Return the count of lines that hold the string "وكـل", with no other words.
⁂
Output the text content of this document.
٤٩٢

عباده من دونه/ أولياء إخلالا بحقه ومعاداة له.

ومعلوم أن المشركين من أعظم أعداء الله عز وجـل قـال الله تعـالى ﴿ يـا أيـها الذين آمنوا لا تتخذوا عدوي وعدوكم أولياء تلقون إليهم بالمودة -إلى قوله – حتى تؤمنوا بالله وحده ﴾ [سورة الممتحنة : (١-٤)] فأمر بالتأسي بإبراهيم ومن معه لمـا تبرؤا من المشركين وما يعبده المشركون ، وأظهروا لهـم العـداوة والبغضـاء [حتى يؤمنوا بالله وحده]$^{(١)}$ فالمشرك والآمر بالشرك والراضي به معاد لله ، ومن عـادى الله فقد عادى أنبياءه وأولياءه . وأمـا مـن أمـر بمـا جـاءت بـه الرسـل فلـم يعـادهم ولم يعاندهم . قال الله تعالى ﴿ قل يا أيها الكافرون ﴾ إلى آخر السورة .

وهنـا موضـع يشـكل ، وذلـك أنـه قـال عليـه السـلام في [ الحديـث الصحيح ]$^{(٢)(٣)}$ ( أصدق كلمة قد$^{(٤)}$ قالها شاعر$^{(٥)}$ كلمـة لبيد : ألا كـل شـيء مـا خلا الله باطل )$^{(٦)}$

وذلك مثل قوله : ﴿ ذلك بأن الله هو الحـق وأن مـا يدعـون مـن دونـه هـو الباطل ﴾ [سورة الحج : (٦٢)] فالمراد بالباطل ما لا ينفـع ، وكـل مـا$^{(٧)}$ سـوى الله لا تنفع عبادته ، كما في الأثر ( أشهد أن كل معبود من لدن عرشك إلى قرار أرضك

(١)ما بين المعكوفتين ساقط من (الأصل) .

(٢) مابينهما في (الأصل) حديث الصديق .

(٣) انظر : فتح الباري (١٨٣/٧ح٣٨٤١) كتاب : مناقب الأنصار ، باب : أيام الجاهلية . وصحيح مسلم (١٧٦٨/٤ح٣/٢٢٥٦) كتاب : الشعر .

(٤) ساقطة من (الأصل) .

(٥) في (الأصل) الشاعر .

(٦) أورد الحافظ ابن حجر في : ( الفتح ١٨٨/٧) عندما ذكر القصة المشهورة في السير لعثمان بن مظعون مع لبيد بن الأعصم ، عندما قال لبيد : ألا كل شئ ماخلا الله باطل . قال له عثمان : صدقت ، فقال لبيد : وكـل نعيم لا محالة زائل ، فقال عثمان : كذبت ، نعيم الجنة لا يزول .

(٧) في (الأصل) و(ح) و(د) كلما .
⁂
- Answer for this exercise
2